### Stated goal
Reproduce each line from the records that holds "haar".

Saved entries:
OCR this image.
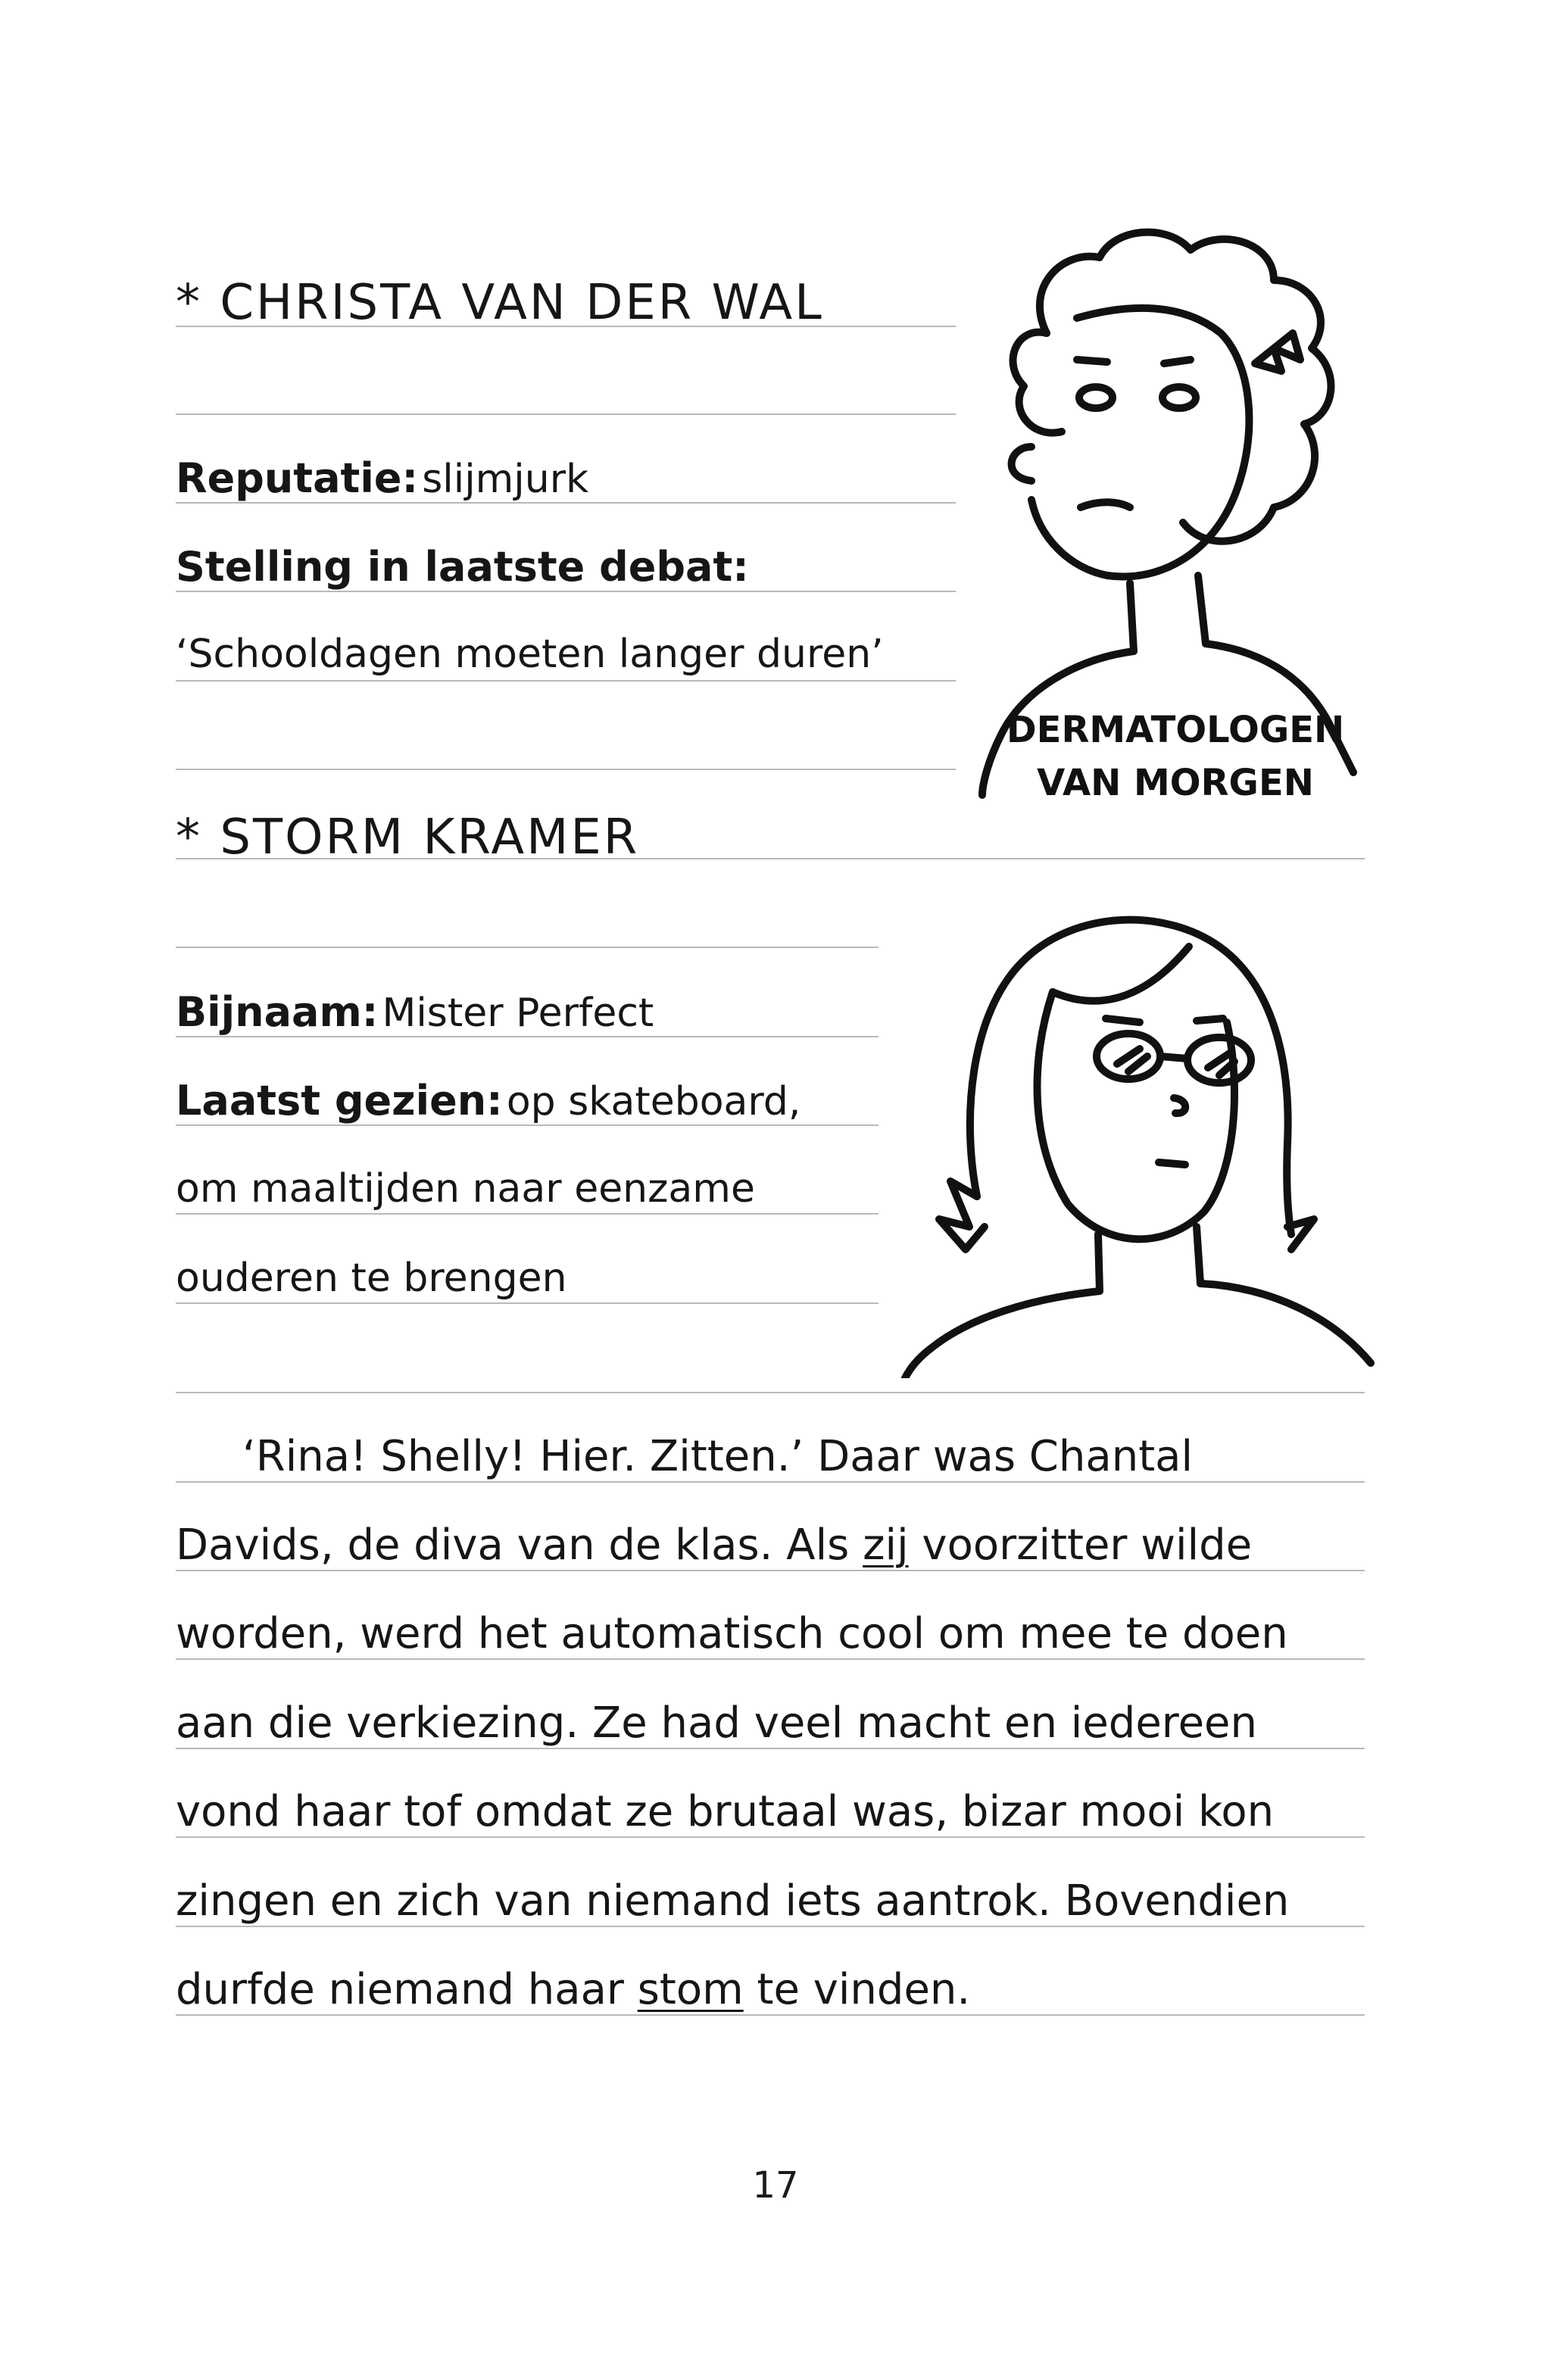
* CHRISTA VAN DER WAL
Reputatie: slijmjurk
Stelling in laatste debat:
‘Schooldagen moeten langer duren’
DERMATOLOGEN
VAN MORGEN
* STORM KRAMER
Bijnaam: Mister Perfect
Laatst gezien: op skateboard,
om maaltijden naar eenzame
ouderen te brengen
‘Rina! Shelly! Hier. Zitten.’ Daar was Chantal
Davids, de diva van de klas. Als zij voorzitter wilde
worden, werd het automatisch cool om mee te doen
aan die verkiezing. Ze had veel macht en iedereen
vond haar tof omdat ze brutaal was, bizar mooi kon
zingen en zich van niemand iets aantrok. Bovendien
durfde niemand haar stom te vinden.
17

### Finished task
vond haar tof omdat ze brutaal was, bizar mooi kon
durfde niemand haar stom te vinden.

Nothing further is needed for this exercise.